══ SUPPLIED ENTRIES ══
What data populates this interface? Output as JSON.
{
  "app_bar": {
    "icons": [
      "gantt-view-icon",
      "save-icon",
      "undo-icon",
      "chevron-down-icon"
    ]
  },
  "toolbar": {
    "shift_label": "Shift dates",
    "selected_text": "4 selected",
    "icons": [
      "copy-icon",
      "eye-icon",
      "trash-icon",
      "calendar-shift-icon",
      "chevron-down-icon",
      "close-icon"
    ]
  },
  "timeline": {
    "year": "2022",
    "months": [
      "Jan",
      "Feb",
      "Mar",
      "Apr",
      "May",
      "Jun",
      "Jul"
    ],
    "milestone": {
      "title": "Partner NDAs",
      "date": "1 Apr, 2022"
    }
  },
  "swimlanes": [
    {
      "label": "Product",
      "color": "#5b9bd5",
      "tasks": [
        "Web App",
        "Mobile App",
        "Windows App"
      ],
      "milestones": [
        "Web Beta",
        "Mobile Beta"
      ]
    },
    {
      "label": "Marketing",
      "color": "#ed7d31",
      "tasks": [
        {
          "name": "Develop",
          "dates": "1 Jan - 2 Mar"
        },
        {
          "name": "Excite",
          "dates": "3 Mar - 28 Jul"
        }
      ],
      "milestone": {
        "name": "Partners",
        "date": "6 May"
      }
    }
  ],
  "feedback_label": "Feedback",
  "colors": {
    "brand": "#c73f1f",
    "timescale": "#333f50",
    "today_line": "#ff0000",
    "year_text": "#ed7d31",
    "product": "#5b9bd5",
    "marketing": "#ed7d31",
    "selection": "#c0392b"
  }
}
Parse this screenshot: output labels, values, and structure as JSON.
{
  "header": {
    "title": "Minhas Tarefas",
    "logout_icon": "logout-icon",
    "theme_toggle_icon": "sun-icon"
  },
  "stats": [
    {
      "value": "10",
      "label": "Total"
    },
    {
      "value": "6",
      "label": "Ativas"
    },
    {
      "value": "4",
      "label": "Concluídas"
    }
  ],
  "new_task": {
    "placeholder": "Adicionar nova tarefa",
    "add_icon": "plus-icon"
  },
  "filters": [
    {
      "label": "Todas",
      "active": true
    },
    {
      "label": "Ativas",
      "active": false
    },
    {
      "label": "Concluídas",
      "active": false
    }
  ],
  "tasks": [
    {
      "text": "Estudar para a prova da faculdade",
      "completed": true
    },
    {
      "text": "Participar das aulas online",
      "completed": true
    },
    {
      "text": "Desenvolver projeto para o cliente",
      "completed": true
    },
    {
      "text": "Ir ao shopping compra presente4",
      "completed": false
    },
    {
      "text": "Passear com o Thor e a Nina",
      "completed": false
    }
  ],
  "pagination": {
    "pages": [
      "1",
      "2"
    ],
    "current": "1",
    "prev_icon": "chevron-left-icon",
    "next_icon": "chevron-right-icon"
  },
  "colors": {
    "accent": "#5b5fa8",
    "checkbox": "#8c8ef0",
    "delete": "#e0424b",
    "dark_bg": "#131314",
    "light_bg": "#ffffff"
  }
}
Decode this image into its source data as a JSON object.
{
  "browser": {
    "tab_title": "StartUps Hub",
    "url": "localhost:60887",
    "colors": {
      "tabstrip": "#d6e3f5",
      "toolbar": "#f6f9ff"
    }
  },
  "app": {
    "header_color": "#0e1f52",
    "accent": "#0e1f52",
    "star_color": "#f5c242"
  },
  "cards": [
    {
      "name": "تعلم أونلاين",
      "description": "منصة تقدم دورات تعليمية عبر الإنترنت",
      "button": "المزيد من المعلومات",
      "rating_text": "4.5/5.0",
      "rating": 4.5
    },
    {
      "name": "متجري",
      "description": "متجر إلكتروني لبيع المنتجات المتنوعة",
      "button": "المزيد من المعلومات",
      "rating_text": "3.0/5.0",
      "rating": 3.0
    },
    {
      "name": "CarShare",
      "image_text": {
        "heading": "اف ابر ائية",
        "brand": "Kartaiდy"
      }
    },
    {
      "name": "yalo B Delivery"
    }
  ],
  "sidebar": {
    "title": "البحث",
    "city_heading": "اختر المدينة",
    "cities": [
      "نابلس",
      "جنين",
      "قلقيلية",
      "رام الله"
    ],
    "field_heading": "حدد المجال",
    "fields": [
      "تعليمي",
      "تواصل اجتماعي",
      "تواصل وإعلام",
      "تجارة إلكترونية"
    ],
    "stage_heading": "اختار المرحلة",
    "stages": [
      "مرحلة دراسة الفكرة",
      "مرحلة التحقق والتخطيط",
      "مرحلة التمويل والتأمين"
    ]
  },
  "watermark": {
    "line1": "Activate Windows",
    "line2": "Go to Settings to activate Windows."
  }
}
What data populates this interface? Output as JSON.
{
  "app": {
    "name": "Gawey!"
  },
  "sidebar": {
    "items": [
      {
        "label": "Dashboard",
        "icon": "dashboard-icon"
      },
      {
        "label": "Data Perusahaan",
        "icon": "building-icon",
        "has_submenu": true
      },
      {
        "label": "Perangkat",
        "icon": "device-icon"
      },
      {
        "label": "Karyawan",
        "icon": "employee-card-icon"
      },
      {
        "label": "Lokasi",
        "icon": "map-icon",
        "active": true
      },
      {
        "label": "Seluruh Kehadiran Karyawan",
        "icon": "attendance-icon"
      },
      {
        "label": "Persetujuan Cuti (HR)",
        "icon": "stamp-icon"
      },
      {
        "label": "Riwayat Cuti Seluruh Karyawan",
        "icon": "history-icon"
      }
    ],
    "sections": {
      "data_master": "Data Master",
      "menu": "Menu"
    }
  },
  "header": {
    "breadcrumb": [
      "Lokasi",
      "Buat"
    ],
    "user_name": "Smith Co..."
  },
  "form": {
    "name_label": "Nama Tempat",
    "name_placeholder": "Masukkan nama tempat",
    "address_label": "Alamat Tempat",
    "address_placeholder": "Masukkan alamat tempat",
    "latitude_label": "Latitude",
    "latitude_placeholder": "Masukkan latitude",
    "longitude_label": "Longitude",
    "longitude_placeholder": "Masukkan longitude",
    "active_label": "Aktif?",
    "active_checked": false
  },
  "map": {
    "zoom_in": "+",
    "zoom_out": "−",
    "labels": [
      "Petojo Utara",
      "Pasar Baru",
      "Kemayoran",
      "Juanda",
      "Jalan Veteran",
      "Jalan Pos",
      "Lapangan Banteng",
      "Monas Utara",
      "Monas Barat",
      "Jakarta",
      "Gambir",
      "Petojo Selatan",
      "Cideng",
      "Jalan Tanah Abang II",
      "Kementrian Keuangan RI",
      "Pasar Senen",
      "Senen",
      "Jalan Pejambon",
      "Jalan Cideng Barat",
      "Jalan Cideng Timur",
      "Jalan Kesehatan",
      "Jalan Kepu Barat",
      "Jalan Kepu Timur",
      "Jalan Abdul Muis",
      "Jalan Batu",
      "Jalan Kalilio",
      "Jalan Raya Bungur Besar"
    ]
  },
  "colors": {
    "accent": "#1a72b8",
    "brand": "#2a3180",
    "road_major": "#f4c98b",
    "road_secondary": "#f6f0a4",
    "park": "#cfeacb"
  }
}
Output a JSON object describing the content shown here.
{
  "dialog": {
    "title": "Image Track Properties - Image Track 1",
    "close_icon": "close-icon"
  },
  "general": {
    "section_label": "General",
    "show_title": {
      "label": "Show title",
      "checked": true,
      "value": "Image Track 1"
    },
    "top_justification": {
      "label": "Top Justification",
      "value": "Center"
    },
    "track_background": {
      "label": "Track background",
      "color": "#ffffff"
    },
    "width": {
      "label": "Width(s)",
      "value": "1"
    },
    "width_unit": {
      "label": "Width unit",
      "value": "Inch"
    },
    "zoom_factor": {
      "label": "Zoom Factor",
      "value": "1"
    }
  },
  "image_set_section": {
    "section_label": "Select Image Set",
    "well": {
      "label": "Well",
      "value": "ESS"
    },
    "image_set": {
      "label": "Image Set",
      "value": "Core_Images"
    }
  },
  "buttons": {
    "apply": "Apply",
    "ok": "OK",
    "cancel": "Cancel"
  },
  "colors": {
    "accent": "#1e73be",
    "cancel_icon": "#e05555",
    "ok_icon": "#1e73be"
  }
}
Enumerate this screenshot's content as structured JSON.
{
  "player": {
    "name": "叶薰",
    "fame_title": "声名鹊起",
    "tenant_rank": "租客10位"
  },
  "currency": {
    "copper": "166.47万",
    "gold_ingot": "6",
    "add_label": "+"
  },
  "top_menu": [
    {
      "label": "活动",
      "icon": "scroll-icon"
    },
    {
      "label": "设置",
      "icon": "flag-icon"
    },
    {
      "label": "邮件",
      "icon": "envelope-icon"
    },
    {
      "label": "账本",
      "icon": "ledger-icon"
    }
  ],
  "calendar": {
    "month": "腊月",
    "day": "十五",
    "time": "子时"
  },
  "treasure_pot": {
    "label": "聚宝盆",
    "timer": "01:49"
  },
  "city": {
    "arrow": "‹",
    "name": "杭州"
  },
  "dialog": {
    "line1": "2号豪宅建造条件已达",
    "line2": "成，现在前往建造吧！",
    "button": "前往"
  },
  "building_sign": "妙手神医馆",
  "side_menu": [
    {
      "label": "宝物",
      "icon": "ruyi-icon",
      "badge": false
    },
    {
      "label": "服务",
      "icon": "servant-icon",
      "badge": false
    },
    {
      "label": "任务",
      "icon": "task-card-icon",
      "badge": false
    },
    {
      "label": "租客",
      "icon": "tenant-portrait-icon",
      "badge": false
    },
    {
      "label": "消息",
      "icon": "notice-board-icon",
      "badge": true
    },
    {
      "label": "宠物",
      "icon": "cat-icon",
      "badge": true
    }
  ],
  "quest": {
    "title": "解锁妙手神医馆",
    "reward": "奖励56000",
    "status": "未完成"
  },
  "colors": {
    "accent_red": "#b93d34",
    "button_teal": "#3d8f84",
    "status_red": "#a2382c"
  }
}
═══
→ AIM OF THE EXERCISE
In the records above, find the lines containing "Karyawan" and copy them.

→ EXERCISE SOLUTION
        "label": "Karyawan",
        "label": "Seluruh Kehadiran Karyawan",
        "label": "Riwayat Cuti Seluruh Karyawan",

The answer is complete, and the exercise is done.